YOUR GOAL: Look below and pull out each line with the word "What".

---

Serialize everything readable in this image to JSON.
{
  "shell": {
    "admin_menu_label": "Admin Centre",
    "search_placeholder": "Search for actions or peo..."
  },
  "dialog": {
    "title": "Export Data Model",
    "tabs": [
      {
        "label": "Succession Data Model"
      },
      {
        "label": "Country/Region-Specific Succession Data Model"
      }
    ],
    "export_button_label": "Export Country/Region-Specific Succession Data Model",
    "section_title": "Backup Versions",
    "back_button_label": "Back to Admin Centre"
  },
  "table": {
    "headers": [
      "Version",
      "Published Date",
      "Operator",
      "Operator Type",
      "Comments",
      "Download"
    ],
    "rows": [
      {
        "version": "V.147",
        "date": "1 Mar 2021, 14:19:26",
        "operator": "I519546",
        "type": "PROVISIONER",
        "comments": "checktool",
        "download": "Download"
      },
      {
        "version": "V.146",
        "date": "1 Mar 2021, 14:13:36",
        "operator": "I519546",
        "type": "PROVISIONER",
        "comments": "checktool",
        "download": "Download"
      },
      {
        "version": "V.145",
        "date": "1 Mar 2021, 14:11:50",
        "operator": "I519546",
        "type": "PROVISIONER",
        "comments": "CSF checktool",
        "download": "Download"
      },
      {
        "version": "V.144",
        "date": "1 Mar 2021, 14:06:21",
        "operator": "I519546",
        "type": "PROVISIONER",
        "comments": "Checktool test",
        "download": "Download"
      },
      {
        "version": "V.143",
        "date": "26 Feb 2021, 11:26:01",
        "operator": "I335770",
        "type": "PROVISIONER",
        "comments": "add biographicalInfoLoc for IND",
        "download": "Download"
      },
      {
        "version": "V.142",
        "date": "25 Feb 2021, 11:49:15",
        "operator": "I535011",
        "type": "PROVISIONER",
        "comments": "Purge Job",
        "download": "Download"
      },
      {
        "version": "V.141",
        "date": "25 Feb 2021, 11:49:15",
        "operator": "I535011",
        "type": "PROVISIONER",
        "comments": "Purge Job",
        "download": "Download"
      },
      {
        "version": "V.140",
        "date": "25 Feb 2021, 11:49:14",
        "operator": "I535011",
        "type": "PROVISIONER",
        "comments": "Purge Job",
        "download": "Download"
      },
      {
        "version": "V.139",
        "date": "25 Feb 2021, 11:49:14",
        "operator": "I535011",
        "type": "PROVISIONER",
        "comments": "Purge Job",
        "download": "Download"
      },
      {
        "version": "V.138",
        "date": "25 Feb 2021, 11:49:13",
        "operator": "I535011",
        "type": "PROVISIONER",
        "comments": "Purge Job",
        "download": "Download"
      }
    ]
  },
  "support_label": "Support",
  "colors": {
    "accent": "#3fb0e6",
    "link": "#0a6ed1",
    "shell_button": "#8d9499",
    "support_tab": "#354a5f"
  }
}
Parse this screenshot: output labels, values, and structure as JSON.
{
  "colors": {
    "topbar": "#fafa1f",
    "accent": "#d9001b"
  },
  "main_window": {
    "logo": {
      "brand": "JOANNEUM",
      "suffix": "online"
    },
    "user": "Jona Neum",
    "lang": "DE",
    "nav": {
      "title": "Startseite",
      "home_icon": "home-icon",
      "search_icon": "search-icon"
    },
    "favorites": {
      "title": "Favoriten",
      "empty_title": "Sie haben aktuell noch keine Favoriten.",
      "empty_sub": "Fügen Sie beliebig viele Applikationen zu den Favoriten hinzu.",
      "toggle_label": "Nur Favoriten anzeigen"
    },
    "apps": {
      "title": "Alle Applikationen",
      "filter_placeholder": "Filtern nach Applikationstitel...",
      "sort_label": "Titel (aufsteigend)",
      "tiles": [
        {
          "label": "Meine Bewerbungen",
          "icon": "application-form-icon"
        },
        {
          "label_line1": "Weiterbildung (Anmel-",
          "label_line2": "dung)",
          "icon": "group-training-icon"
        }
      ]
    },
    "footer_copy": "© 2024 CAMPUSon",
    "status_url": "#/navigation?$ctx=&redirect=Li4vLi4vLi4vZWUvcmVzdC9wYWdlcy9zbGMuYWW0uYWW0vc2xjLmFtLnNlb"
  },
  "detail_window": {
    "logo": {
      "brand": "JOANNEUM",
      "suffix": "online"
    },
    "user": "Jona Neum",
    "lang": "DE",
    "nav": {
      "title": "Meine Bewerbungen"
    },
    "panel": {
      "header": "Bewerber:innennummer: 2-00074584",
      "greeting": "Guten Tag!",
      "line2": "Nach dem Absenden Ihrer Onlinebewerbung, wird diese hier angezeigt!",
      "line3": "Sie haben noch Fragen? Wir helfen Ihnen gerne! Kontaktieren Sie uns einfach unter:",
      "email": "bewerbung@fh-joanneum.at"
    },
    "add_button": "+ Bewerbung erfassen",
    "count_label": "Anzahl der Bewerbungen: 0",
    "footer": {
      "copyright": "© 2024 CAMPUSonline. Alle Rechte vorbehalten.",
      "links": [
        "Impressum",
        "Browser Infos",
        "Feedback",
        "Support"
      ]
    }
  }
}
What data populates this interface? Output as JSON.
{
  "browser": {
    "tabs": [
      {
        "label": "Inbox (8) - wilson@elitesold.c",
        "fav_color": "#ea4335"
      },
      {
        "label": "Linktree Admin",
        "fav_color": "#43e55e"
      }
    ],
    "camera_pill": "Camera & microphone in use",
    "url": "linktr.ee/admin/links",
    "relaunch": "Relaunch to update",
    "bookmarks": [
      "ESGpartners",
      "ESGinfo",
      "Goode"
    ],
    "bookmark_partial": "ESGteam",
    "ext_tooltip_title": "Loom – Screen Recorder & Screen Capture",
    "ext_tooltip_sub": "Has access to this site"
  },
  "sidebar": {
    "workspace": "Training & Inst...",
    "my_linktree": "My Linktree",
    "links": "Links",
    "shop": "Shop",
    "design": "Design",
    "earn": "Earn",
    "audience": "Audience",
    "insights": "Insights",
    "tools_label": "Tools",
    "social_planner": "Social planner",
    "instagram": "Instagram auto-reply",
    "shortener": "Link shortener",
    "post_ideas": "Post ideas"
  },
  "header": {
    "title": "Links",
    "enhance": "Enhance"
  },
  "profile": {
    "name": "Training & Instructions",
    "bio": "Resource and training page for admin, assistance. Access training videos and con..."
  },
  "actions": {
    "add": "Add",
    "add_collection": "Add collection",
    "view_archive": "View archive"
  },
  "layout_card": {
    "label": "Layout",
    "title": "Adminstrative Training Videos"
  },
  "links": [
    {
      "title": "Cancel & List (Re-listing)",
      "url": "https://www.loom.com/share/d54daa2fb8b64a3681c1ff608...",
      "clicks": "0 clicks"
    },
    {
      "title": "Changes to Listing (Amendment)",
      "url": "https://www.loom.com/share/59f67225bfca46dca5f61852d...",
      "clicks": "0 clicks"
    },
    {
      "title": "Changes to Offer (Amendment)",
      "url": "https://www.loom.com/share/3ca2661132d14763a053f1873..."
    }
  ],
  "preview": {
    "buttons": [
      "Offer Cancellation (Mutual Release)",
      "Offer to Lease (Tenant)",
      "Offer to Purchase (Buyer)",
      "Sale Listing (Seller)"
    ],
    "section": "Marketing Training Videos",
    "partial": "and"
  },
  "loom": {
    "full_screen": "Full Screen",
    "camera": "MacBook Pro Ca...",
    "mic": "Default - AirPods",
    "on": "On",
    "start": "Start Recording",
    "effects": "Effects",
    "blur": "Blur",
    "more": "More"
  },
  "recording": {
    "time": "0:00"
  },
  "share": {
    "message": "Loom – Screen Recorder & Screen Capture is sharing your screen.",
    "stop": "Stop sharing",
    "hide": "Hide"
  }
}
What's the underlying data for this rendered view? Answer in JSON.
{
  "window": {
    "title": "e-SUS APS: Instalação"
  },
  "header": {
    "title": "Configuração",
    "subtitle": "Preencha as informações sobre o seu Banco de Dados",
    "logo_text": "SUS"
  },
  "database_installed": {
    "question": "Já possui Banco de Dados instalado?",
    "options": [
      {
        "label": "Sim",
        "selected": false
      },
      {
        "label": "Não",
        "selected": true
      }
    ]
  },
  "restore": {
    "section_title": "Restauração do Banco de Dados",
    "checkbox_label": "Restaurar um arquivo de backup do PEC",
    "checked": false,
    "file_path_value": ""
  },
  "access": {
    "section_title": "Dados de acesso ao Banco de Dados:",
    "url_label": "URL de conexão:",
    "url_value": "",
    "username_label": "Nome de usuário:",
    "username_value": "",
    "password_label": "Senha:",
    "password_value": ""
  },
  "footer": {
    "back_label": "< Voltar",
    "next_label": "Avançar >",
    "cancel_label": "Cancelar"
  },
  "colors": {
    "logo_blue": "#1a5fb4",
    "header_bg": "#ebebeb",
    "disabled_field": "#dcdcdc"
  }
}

---

OUTPUT FOR THIS TASK:
What data populates this interface? Output as JSON.
What's the underlying data for this rendered view? Answer in JSON.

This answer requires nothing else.